## Exercise
Reproduce every line of the material below, character for character, without changing anything.

## Supplied data
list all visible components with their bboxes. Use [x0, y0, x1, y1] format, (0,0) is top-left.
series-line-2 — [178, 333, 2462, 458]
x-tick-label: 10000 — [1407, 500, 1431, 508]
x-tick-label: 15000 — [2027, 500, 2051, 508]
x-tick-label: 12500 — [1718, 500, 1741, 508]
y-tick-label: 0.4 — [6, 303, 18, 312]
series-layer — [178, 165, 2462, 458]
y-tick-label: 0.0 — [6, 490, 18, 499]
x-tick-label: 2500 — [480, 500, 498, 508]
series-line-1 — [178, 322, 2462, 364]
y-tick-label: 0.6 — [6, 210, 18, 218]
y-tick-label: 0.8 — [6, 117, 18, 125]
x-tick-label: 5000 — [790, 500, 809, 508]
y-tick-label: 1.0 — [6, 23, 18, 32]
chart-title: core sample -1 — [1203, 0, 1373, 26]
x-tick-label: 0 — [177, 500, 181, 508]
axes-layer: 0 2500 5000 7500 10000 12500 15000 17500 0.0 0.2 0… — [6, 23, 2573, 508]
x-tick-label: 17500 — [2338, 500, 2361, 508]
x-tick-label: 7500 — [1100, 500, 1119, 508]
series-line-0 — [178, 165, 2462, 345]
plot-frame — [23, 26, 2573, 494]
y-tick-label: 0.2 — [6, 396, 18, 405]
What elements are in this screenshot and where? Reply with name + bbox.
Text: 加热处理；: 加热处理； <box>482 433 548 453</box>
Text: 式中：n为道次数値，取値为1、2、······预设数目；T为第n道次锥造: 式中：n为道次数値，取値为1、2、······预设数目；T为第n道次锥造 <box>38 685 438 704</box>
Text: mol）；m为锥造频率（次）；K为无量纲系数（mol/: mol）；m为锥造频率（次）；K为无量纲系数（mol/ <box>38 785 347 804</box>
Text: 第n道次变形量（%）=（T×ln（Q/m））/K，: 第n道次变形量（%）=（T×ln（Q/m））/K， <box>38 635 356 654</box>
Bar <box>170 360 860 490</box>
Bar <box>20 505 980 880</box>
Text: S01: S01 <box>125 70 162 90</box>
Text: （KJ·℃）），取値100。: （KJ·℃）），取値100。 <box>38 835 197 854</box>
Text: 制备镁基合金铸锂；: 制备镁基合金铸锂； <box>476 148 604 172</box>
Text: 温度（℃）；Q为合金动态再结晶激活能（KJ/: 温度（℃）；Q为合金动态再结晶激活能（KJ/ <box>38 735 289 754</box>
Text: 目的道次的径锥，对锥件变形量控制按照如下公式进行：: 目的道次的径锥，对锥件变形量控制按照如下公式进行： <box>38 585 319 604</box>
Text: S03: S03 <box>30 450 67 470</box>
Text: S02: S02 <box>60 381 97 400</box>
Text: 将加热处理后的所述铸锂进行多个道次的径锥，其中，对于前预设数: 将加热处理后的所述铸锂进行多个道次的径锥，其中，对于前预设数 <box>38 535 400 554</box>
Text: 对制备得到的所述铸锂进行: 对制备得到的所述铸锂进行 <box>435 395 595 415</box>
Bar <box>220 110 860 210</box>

## Answer to the problem
list all visible components with their bboxes. Use [x0, y0, x1, y1] format, (0,0) is top-left.
series-line-2 — [178, 333, 2462, 458]
x-tick-label: 10000 — [1407, 500, 1431, 508]
x-tick-label: 15000 — [2027, 500, 2051, 508]
x-tick-label: 12500 — [1718, 500, 1741, 508]
y-tick-label: 0.4 — [6, 303, 18, 312]
series-layer — [178, 165, 2462, 458]
y-tick-label: 0.0 — [6, 490, 18, 499]
x-tick-label: 2500 — [480, 500, 498, 508]
series-line-1 — [178, 322, 2462, 364]
y-tick-label: 0.6 — [6, 210, 18, 218]
y-tick-label: 0.8 — [6, 117, 18, 125]
x-tick-label: 5000 — [790, 500, 809, 508]
y-tick-label: 1.0 — [6, 23, 18, 32]
chart-title: core sample -1 — [1203, 0, 1373, 26]
x-tick-label: 0 — [177, 500, 181, 508]
axes-layer: 0 2500 5000 7500 10000 12500 15000 17500 0.0 0.2 0… — [6, 23, 2573, 508]
x-tick-label: 17500 — [2338, 500, 2361, 508]
x-tick-label: 7500 — [1100, 500, 1119, 508]
series-line-0 — [178, 165, 2462, 345]
plot-frame — [23, 26, 2573, 494]
y-tick-label: 0.2 — [6, 396, 18, 405]
What elements are in this screenshot and where? Reply with name + bbox.
Text: 加热处理；: 加热处理； <box>482 433 548 453</box>
Text: 式中：n为道次数値，取値为1、2、······预设数目；T为第n道次锥造: 式中：n为道次数値，取値为1、2、······预设数目；T为第n道次锥造 <box>38 685 438 704</box>
Text: mol）；m为锥造频率（次）；K为无量纲系数（mol/: mol）；m为锥造频率（次）；K为无量纲系数（mol/ <box>38 785 347 804</box>
Text: 第n道次变形量（%）=（T×ln（Q/m））/K，: 第n道次变形量（%）=（T×ln（Q/m））/K， <box>38 635 356 654</box>
Bar <box>170 360 860 490</box>
Bar <box>20 505 980 880</box>
Text: S01: S01 <box>125 70 162 90</box>
Text: （KJ·℃）），取値100。: （KJ·℃）），取値100。 <box>38 835 197 854</box>
Text: 制备镁基合金铸锂；: 制备镁基合金铸锂； <box>476 148 604 172</box>
Text: 温度（℃）；Q为合金动态再结晶激活能（KJ/: 温度（℃）；Q为合金动态再结晶激活能（KJ/ <box>38 735 289 754</box>
Text: 目的道次的径锥，对锥件变形量控制按照如下公式进行：: 目的道次的径锥，对锥件变形量控制按照如下公式进行： <box>38 585 319 604</box>
Text: S03: S03 <box>30 450 67 470</box>
Text: S02: S02 <box>60 381 97 400</box>
Text: 将加热处理后的所述铸锂进行多个道次的径锥，其中，对于前预设数: 将加热处理后的所述铸锂进行多个道次的径锥，其中，对于前预设数 <box>38 535 400 554</box>
Text: 对制备得到的所述铸锂进行: 对制备得到的所述铸锂进行 <box>435 395 595 415</box>
Bar <box>220 110 860 210</box>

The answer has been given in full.